● **STATED PROBLEM**
Copy out each line of the material in which the word "ylabel" appears.

### DATASET EXCERPTS

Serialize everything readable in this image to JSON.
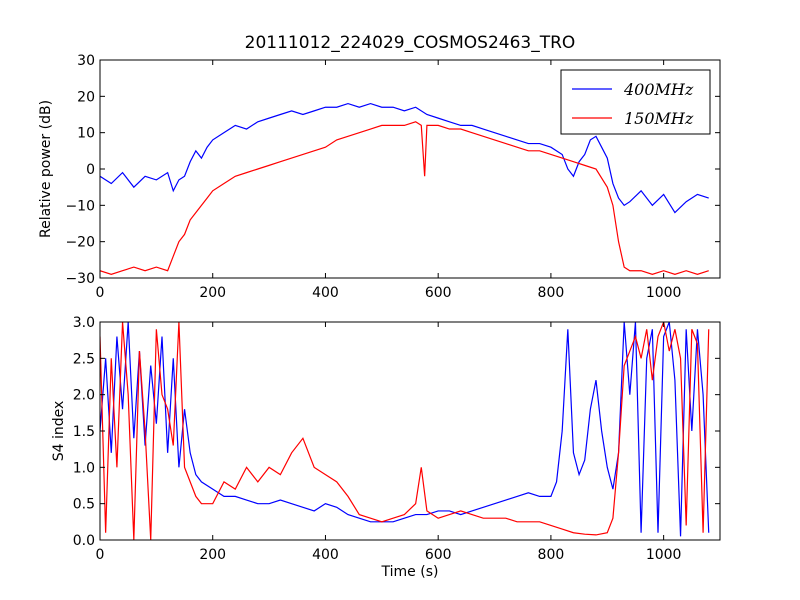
{
  "title": "20111012_224029_COSMOS2463_TRO",
  "colors": {
    "series_400": "#0000ff",
    "series_150": "#ff0000",
    "axis": "#000000"
  },
  "chart_data": [
    {
      "type": "line",
      "ylabel": "Relative power (dB)",
      "xlabel": "",
      "xlim": [
        0,
        1100
      ],
      "ylim": [
        -30,
        30
      ],
      "xticks": [
        0,
        200,
        400,
        600,
        800,
        1000
      ],
      "yticks": [
        -30,
        -20,
        -10,
        0,
        10,
        20,
        30
      ],
      "legend_position": "top-right",
      "series": [
        {
          "name": "400MHz",
          "color": "#0000ff",
          "x": [
            0,
            20,
            40,
            60,
            80,
            100,
            120,
            130,
            140,
            150,
            160,
            170,
            180,
            190,
            200,
            220,
            240,
            260,
            280,
            300,
            320,
            340,
            360,
            380,
            400,
            420,
            440,
            460,
            480,
            500,
            520,
            540,
            560,
            580,
            600,
            620,
            640,
            660,
            680,
            700,
            720,
            740,
            760,
            780,
            800,
            820,
            830,
            840,
            850,
            860,
            870,
            880,
            890,
            900,
            910,
            920,
            930,
            940,
            960,
            980,
            1000,
            1020,
            1040,
            1060,
            1080
          ],
          "y": [
            -2,
            -4,
            -1,
            -5,
            -2,
            -3,
            -1,
            -6,
            -3,
            -2,
            2,
            5,
            3,
            6,
            8,
            10,
            12,
            11,
            13,
            14,
            15,
            16,
            15,
            16,
            17,
            17,
            18,
            17,
            18,
            17,
            17,
            16,
            17,
            15,
            14,
            13,
            12,
            12,
            11,
            10,
            9,
            8,
            7,
            7,
            6,
            4,
            0,
            -2,
            2,
            4,
            8,
            9,
            6,
            3,
            -4,
            -8,
            -10,
            -9,
            -6,
            -10,
            -7,
            -12,
            -9,
            -7,
            -8
          ]
        },
        {
          "name": "150MHz",
          "color": "#ff0000",
          "x": [
            0,
            20,
            40,
            60,
            80,
            100,
            120,
            130,
            140,
            150,
            160,
            170,
            180,
            190,
            200,
            220,
            240,
            260,
            280,
            300,
            320,
            340,
            360,
            380,
            400,
            420,
            440,
            460,
            480,
            500,
            520,
            540,
            560,
            570,
            576,
            580,
            600,
            620,
            640,
            660,
            680,
            700,
            720,
            740,
            760,
            780,
            800,
            820,
            840,
            860,
            880,
            900,
            910,
            920,
            930,
            940,
            960,
            980,
            1000,
            1020,
            1040,
            1060,
            1080
          ],
          "y": [
            -28,
            -29,
            -28,
            -27,
            -28,
            -27,
            -28,
            -24,
            -20,
            -18,
            -14,
            -12,
            -10,
            -8,
            -6,
            -4,
            -2,
            -1,
            0,
            1,
            2,
            3,
            4,
            5,
            6,
            8,
            9,
            10,
            11,
            12,
            12,
            12,
            13,
            12,
            -2,
            12,
            12,
            11,
            11,
            10,
            9,
            8,
            7,
            6,
            5,
            5,
            4,
            3,
            2,
            1,
            0,
            -5,
            -10,
            -20,
            -27,
            -28,
            -28,
            -29,
            -28,
            -29,
            -28,
            -29,
            -28
          ]
        }
      ]
    },
    {
      "type": "line",
      "ylabel": "S4 index",
      "xlabel": "Time (s)",
      "xlim": [
        0,
        1100
      ],
      "ylim": [
        0,
        3
      ],
      "xticks": [
        0,
        200,
        400,
        600,
        800,
        1000
      ],
      "yticks": [
        0.0,
        0.5,
        1.0,
        1.5,
        2.0,
        2.5,
        3.0
      ],
      "series": [
        {
          "name": "400MHz",
          "color": "#0000ff",
          "x": [
            0,
            10,
            20,
            30,
            40,
            50,
            60,
            70,
            80,
            90,
            100,
            110,
            120,
            130,
            140,
            150,
            160,
            170,
            180,
            200,
            220,
            240,
            260,
            280,
            300,
            320,
            340,
            360,
            380,
            400,
            420,
            440,
            460,
            480,
            500,
            520,
            540,
            560,
            580,
            600,
            620,
            640,
            660,
            680,
            700,
            720,
            740,
            760,
            780,
            800,
            810,
            820,
            830,
            840,
            850,
            860,
            870,
            880,
            890,
            900,
            910,
            920,
            930,
            940,
            950,
            960,
            970,
            980,
            990,
            1000,
            1010,
            1020,
            1030,
            1040,
            1050,
            1060,
            1070,
            1080
          ],
          "y": [
            1.5,
            2.5,
            1.2,
            2.8,
            1.8,
            3.0,
            1.4,
            2.6,
            1.3,
            2.4,
            1.6,
            2.8,
            1.2,
            2.5,
            1.0,
            1.8,
            1.2,
            0.9,
            0.8,
            0.7,
            0.6,
            0.6,
            0.55,
            0.5,
            0.5,
            0.55,
            0.5,
            0.45,
            0.4,
            0.5,
            0.45,
            0.35,
            0.3,
            0.25,
            0.25,
            0.25,
            0.3,
            0.35,
            0.35,
            0.4,
            0.4,
            0.35,
            0.4,
            0.45,
            0.5,
            0.55,
            0.6,
            0.65,
            0.6,
            0.6,
            0.8,
            1.5,
            2.9,
            1.2,
            0.9,
            1.1,
            1.8,
            2.2,
            1.5,
            1.0,
            0.7,
            1.2,
            3.0,
            2.0,
            3.0,
            0.1,
            2.5,
            2.9,
            0.1,
            2.8,
            3.0,
            2.2,
            0.05,
            2.9,
            1.5,
            2.9,
            2.0,
            0.1
          ]
        },
        {
          "name": "150MHz",
          "color": "#ff0000",
          "x": [
            0,
            10,
            20,
            30,
            40,
            50,
            60,
            70,
            80,
            90,
            100,
            110,
            120,
            130,
            140,
            150,
            160,
            170,
            180,
            200,
            220,
            240,
            260,
            280,
            300,
            320,
            340,
            360,
            380,
            400,
            420,
            440,
            460,
            480,
            500,
            520,
            540,
            560,
            570,
            580,
            600,
            620,
            640,
            660,
            680,
            700,
            720,
            740,
            760,
            780,
            800,
            820,
            840,
            860,
            880,
            900,
            910,
            920,
            930,
            940,
            950,
            960,
            970,
            980,
            990,
            1000,
            1010,
            1020,
            1030,
            1040,
            1050,
            1060,
            1070,
            1080
          ],
          "y": [
            2.8,
            0.1,
            2.5,
            1.0,
            3.0,
            2.0,
            0.0,
            2.6,
            1.5,
            0.0,
            2.9,
            2.0,
            1.8,
            1.3,
            3.0,
            1.0,
            0.8,
            0.6,
            0.5,
            0.5,
            0.8,
            0.7,
            1.0,
            0.8,
            1.0,
            0.9,
            1.2,
            1.4,
            1.0,
            0.9,
            0.8,
            0.6,
            0.35,
            0.3,
            0.25,
            0.3,
            0.35,
            0.5,
            1.0,
            0.4,
            0.3,
            0.35,
            0.4,
            0.35,
            0.3,
            0.3,
            0.3,
            0.25,
            0.25,
            0.25,
            0.2,
            0.15,
            0.1,
            0.08,
            0.07,
            0.1,
            0.3,
            1.2,
            2.4,
            2.6,
            2.8,
            2.5,
            2.9,
            2.2,
            2.8,
            3.0,
            2.6,
            2.9,
            2.5,
            0.2,
            2.9,
            2.7,
            0.1,
            2.9
          ]
        }
      ]
    }
  ]
}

######

● **EXERCISE RESPONSE**
      "ylabel": "Relative power (dB)",
      "ylabel": "S4 index",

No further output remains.